-- start of RECORDS PROVIDED --
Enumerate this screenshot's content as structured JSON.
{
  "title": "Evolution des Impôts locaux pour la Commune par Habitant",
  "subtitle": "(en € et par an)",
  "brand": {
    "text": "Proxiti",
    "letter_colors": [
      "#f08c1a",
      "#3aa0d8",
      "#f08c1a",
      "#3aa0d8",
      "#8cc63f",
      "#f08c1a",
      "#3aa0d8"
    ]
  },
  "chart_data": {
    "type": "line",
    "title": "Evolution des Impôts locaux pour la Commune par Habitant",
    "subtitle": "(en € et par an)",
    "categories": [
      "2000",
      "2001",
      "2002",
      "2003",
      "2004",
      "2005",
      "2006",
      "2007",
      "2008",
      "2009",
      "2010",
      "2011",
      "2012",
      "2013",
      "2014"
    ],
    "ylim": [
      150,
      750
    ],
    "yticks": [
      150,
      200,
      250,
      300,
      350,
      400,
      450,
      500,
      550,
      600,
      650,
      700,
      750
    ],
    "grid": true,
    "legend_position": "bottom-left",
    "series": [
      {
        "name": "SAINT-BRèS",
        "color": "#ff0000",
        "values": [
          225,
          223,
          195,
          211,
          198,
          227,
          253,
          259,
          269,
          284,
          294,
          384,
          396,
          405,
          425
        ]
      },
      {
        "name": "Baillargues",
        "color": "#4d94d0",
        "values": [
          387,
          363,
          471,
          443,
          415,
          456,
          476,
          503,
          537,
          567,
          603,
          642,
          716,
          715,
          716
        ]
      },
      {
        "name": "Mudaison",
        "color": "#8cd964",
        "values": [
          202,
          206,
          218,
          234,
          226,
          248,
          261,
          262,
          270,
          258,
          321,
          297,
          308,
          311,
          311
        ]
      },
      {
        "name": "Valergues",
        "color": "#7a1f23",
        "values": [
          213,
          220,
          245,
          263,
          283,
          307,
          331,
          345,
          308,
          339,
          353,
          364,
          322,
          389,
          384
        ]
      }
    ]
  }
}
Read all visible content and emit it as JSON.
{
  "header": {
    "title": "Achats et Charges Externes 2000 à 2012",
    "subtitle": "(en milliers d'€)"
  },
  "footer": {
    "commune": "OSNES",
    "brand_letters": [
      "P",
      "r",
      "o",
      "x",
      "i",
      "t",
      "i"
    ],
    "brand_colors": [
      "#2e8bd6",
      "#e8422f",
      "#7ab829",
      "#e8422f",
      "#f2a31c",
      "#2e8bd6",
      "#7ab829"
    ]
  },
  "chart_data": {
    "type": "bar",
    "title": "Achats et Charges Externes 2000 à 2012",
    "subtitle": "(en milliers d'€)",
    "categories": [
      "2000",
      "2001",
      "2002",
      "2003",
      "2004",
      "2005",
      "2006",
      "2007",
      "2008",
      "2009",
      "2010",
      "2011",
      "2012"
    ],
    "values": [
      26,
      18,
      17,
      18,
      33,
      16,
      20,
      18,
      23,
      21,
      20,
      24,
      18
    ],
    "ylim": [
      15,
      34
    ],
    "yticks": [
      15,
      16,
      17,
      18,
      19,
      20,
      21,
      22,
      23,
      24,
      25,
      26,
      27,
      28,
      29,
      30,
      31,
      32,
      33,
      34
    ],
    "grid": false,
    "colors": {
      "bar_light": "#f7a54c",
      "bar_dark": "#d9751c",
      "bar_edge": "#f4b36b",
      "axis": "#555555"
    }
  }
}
-- end of RECORDS PROVIDED --
**AIM OF THE TASK**
How many of the lines above include the word "pour"? Respond with the number alone.

**REPLY**
2